# What you need to do
Reproduce the entries exactly.

Records from a data collection:
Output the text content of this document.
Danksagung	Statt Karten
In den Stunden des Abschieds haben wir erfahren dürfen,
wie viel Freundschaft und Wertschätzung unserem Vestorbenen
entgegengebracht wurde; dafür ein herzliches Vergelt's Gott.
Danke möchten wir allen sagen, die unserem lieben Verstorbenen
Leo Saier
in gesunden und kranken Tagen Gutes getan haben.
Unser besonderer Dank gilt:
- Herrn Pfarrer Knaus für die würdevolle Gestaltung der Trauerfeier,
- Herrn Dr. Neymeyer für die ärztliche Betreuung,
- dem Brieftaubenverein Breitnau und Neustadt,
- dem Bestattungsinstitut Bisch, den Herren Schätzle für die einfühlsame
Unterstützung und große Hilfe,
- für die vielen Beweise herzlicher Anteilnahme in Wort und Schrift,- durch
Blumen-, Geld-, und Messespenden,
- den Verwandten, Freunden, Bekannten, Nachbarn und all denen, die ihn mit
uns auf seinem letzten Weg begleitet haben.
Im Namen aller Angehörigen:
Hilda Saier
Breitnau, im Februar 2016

# The result
Output the text content of this document.
Danksagung	Statt Karten
In den Stunden des Abschieds haben wir erfahren dürfen,
wie viel Freundschaft und Wertschätzung unserem Vestorbenen
entgegengebracht wurde; dafür ein herzliches Vergelt's Gott.
Danke möchten wir allen sagen, die unserem lieben Verstorbenen
Leo Saier
in gesunden und kranken Tagen Gutes getan haben.
Unser besonderer Dank gilt:
- Herrn Pfarrer Knaus für die würdevolle Gestaltung der Trauerfeier,
- Herrn Dr. Neymeyer für die ärztliche Betreuung,
- dem Brieftaubenverein Breitnau und Neustadt,
- dem Bestattungsinstitut Bisch, den Herren Schätzle für die einfühlsame
Unterstützung und große Hilfe,
- für die vielen Beweise herzlicher Anteilnahme in Wort und Schrift,- durch
Blumen-, Geld-, und Messespenden,
- den Verwandten, Freunden, Bekannten, Nachbarn und all denen, die ihn mit
uns auf seinem letzten Weg begleitet haben.
Im Namen aller Angehörigen:
Hilda Saier
Breitnau, im Februar 2016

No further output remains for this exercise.